* **Records for processing**
__________

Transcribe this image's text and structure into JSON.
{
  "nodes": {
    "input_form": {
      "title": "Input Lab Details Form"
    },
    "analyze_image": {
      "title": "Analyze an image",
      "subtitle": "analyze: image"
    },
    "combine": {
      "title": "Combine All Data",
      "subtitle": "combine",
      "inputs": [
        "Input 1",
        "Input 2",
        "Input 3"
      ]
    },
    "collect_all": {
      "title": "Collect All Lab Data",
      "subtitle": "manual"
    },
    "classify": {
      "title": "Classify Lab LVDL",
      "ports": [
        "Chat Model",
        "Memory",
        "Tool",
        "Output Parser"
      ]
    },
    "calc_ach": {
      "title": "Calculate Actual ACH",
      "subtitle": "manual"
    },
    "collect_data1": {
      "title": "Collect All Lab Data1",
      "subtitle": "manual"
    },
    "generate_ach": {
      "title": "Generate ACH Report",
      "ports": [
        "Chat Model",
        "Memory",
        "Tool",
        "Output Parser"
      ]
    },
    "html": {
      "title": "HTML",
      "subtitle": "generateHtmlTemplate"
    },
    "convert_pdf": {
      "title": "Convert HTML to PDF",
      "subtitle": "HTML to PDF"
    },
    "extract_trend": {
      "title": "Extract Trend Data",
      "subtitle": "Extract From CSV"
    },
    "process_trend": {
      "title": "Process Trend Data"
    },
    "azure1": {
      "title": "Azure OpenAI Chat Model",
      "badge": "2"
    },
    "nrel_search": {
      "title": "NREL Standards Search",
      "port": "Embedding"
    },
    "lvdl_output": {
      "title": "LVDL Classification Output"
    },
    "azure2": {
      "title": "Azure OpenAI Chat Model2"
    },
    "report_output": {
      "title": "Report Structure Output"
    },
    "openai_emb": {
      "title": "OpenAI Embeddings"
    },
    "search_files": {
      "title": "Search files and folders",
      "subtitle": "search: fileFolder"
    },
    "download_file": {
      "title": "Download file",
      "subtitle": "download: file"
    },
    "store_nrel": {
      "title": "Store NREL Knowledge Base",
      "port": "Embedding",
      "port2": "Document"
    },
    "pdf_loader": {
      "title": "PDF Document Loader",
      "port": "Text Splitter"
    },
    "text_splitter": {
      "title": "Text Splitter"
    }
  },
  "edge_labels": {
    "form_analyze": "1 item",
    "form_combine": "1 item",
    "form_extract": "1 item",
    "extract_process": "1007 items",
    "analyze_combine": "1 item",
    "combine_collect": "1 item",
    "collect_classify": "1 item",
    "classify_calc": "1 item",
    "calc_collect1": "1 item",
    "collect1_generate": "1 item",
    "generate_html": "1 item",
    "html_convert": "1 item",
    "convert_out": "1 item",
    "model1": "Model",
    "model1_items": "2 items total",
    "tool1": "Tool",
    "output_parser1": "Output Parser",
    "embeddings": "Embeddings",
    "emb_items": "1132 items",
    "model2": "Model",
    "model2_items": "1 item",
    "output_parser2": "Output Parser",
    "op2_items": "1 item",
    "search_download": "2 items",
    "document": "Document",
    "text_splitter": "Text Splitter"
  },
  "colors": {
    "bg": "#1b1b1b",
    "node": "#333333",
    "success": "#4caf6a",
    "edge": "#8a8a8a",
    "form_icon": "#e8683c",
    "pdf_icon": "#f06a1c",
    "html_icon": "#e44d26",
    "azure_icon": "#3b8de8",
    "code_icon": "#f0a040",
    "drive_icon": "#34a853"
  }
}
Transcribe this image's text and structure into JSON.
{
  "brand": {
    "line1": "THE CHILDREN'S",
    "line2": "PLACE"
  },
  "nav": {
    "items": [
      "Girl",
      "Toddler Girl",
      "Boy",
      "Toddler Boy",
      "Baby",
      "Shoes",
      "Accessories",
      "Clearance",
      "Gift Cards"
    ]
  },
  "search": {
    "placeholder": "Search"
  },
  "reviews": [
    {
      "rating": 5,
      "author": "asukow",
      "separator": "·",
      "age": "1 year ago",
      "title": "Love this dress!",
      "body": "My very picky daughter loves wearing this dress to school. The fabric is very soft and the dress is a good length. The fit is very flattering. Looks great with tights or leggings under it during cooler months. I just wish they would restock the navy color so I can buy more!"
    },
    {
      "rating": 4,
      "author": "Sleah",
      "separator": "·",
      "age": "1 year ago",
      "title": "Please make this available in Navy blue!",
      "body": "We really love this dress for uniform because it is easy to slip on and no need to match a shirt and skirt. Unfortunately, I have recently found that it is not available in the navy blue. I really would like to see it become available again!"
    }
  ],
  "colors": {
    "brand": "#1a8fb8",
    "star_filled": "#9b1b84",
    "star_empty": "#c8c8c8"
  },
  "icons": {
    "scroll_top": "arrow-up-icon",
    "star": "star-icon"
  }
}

__________

* **Task description**
Collect, from the material above, every line containing the word "Embeddings".

* **Written answer**
      "title": "OpenAI Embeddings"
    "embeddings": "Embeddings",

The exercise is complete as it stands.